STATED TASK: Copy each record exactly as it reads, leaving out any pictures it holds.

Data records
++++++

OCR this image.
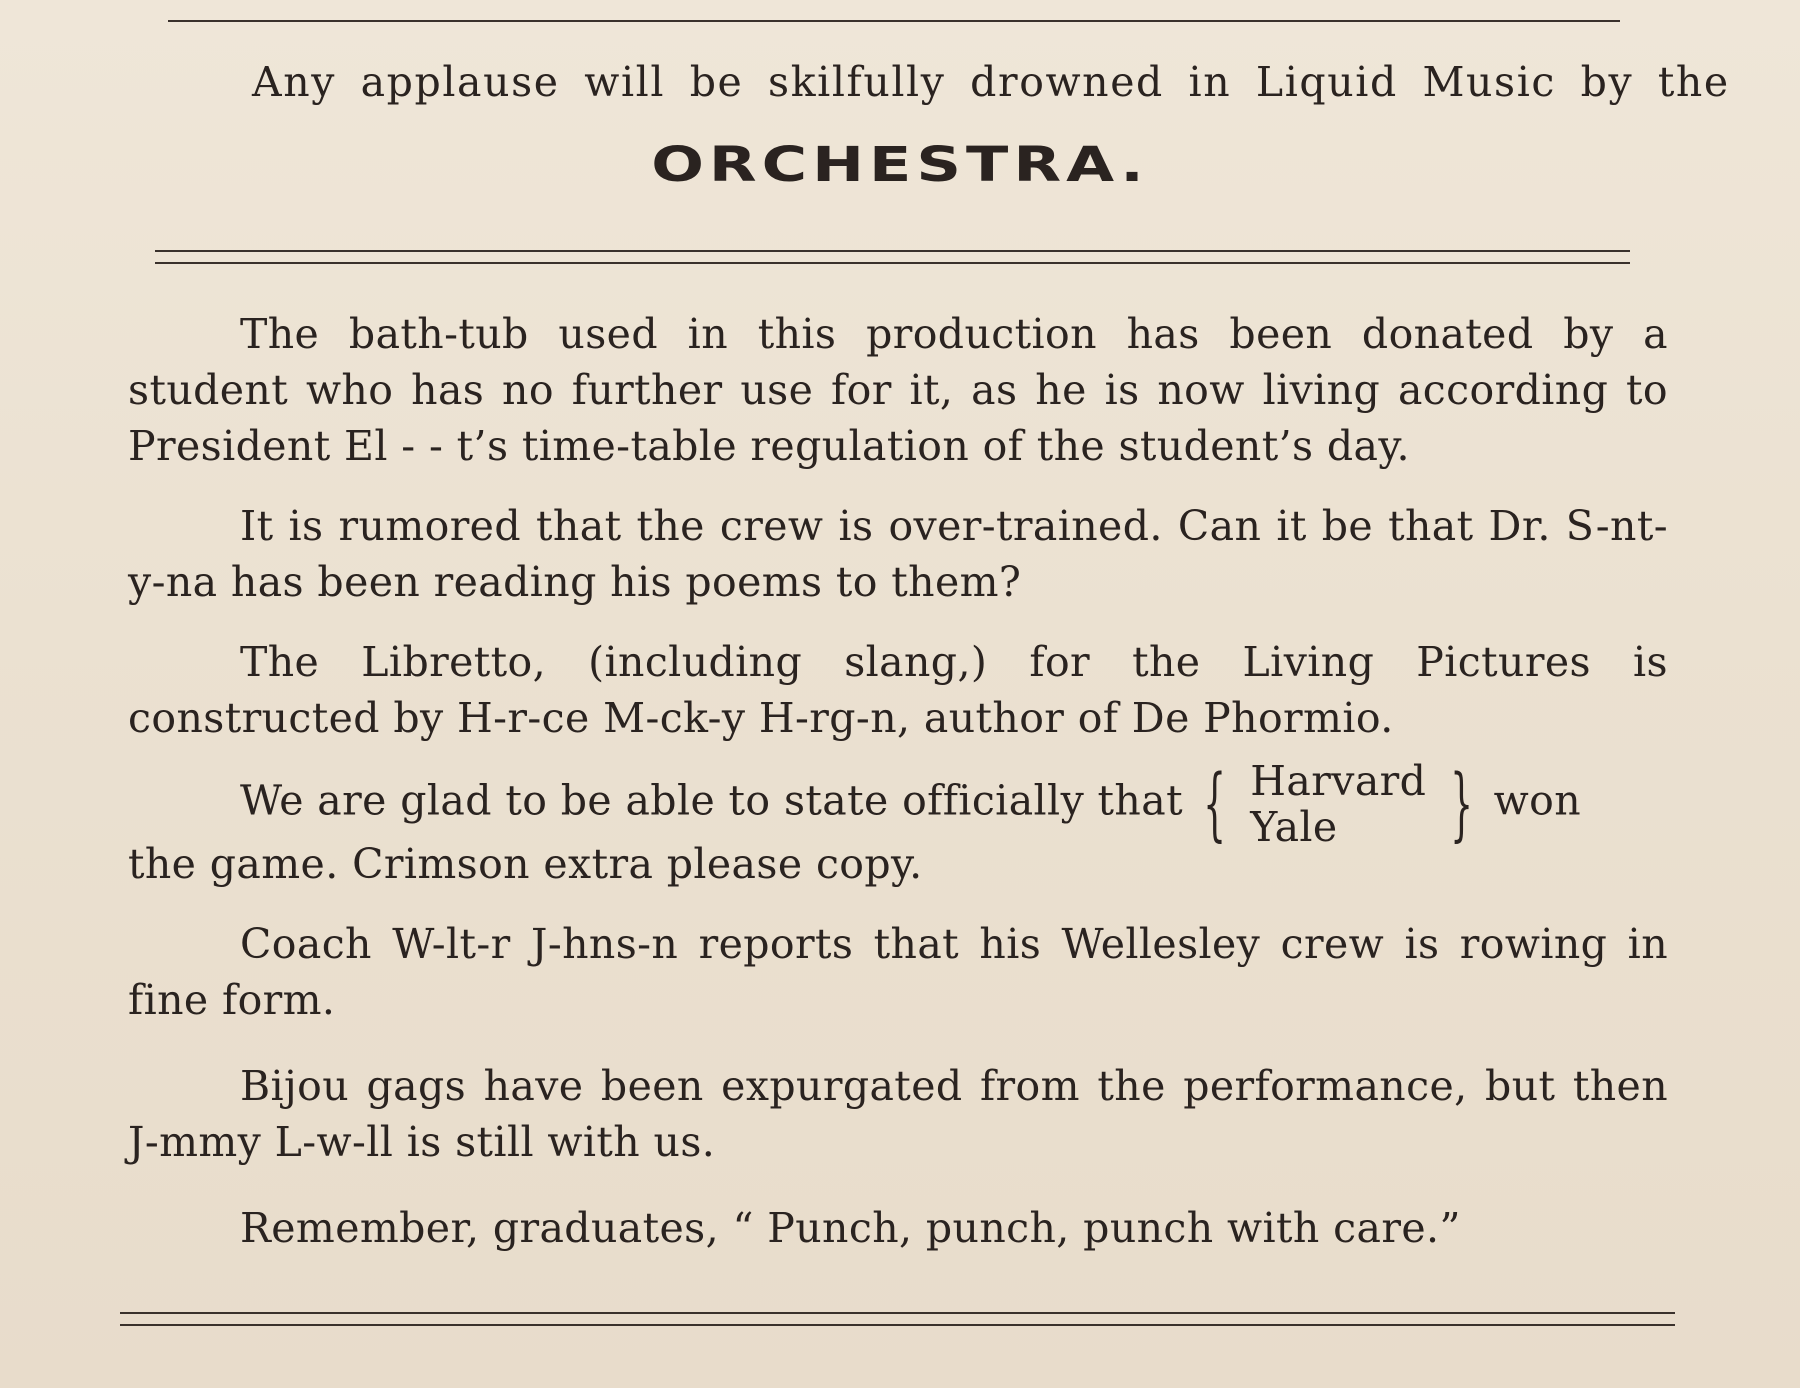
Any applause will be skilfully drowned in Liquid Music by the
ORCHESTRA.
The bath-tub used in this production has been donated by a student who has no further use for it, as he is now living according to President El - - t’s time-table regulation of the student’s day.
It is rumored that the crew is over-trained. Can it be that Dr. S-nt-y-na has been reading his poems to them?
The Libretto, (including slang,) for the Living Pictures is constructed by H-r-ce M-ck-y H-rg-n, author of De Phormio.
We are glad to be able to state officially that { Harvard
Yale	} won
the game. Crimson extra please copy.
Coach W-lt-r J-hns-n reports that his Wellesley crew is rowing in fine form.
Bijou gags have been expurgated from the performance, but then J-mmy L-w-ll is still with us.
Remember, graduates, “ Punch, punch, punch with care.”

++++++

FULL OUTPUT:
OCR this image.
Any applause will be skilfully drowned in Liquid Music by the
ORCHESTRA.
The bath-tub used in this production has been donated by a student who has no further use for it, as he is now living according to President El - - t’s time-table regulation of the student’s day.
It is rumored that the crew is over-trained. Can it be that Dr. S-nt-y-na has been reading his poems to them?
The Libretto, (including slang,) for the Living Pictures is constructed by H-r-ce M-ck-y H-rg-n, author of De Phormio.
We are glad to be able to state officially that { Harvard
Yale	} won
the game. Crimson extra please copy.
Coach W-lt-r J-hns-n reports that his Wellesley crew is rowing in fine form.
Bijou gags have been expurgated from the performance, but then J-mmy L-w-ll is still with us.
Remember, graduates, “ Punch, punch, punch with care.”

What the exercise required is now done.